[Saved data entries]
▼

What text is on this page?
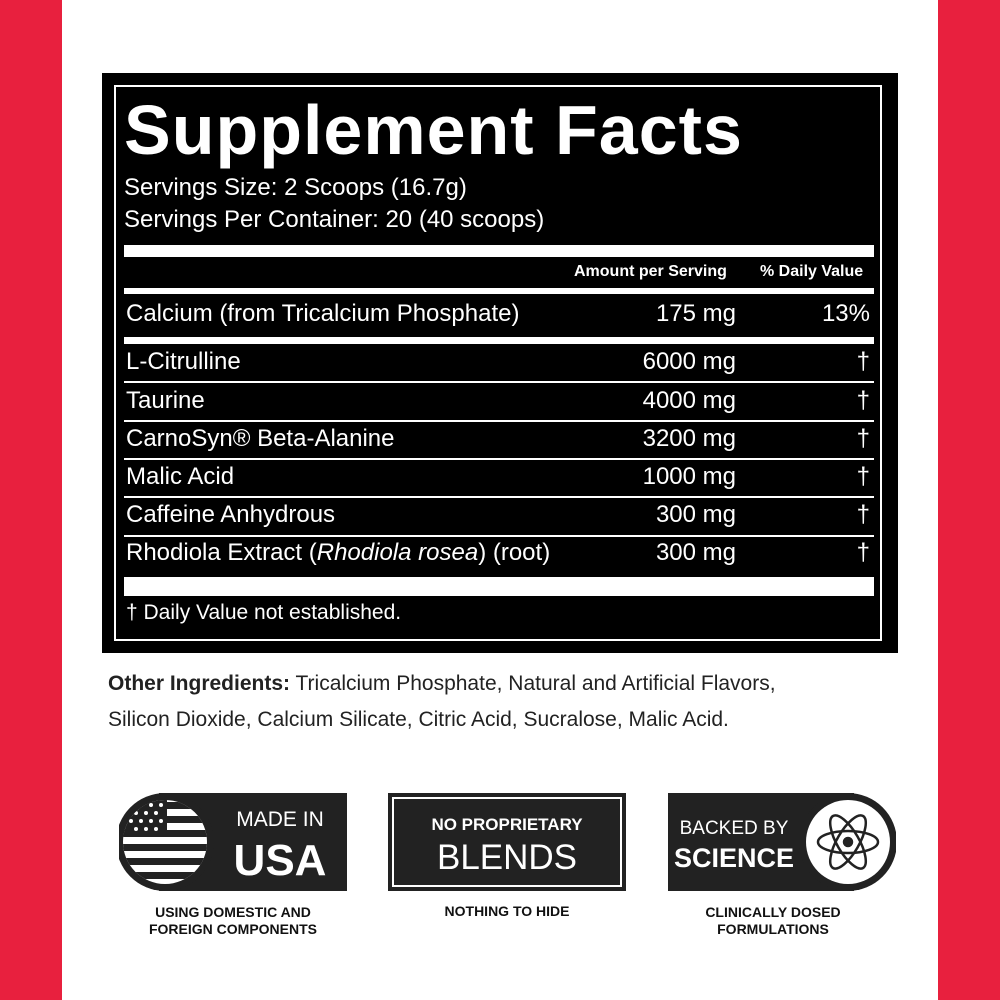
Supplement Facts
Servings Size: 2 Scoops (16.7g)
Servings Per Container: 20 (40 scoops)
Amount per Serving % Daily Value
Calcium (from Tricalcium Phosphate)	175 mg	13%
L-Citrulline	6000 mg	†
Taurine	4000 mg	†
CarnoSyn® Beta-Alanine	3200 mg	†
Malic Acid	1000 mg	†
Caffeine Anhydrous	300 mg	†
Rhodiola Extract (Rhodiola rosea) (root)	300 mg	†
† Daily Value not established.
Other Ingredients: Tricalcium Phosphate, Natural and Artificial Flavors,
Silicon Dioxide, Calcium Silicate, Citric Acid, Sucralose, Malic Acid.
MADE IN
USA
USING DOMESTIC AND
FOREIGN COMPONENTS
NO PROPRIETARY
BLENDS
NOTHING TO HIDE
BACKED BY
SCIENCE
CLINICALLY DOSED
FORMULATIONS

▲
▼

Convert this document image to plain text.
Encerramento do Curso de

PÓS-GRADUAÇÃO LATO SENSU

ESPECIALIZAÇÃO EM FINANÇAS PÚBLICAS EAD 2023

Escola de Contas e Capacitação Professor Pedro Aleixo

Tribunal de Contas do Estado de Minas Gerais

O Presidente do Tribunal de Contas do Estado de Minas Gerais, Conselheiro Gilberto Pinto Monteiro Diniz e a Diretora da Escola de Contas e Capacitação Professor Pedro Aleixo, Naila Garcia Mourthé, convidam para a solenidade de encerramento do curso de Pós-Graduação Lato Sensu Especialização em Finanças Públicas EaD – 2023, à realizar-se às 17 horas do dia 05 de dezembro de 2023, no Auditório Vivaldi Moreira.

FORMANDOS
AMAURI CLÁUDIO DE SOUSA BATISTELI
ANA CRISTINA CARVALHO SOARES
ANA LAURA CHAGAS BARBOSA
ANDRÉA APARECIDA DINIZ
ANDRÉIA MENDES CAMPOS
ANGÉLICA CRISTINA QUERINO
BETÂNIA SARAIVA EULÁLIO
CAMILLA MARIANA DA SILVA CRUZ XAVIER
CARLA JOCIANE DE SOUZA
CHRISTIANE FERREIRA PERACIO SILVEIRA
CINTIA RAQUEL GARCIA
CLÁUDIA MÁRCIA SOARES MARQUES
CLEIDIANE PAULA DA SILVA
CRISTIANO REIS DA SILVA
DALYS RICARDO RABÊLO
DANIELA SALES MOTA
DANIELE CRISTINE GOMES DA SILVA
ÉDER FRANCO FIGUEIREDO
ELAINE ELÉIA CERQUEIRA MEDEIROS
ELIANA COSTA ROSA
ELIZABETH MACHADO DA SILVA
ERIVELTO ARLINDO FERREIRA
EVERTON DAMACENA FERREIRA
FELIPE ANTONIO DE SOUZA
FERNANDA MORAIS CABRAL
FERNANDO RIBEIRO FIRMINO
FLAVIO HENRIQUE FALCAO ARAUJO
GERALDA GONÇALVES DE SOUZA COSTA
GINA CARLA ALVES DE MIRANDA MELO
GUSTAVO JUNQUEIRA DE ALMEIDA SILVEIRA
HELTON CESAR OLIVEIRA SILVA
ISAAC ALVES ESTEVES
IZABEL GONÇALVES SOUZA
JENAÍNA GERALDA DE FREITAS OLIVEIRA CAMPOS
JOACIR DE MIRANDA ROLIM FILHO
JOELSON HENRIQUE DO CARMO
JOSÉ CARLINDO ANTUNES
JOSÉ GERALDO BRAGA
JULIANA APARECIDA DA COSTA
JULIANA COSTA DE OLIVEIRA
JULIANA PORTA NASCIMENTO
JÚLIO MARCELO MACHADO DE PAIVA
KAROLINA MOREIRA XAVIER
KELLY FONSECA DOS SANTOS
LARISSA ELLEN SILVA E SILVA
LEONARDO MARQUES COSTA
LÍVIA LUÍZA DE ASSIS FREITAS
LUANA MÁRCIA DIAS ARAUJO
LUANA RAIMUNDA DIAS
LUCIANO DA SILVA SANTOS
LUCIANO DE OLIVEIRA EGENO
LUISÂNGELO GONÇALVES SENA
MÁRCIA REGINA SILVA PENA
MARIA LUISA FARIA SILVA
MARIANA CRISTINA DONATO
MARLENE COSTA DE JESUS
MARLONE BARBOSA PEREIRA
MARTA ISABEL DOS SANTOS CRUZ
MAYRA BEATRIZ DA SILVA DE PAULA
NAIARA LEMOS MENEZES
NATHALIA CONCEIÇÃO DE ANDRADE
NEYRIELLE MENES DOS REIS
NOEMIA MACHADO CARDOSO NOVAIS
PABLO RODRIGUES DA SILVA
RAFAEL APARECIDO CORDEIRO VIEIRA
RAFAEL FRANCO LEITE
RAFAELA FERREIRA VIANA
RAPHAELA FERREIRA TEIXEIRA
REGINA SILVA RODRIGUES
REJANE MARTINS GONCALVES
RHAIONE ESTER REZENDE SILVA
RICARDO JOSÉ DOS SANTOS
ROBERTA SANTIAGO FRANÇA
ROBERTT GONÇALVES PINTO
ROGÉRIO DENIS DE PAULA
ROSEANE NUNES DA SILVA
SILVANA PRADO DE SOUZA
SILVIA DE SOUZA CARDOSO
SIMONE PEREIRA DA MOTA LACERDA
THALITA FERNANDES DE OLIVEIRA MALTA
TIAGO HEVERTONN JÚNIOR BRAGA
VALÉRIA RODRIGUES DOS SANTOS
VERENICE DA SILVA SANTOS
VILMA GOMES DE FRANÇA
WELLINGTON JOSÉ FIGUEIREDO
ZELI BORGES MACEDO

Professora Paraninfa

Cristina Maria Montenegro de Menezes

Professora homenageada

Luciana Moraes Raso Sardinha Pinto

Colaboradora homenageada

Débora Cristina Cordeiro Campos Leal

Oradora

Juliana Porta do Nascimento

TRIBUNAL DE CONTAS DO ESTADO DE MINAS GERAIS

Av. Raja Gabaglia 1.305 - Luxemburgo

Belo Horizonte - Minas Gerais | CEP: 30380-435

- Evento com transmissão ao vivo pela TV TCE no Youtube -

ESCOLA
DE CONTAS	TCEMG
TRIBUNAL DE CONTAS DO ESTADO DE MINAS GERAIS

▲

**TASK PROMPT**
Copy every line of the data that holds the string "FRANÇA".

**THE COMPLETED TASK**
ROBERTA SANTIAGO FRANÇA
VILMA GOMES DE FRANÇA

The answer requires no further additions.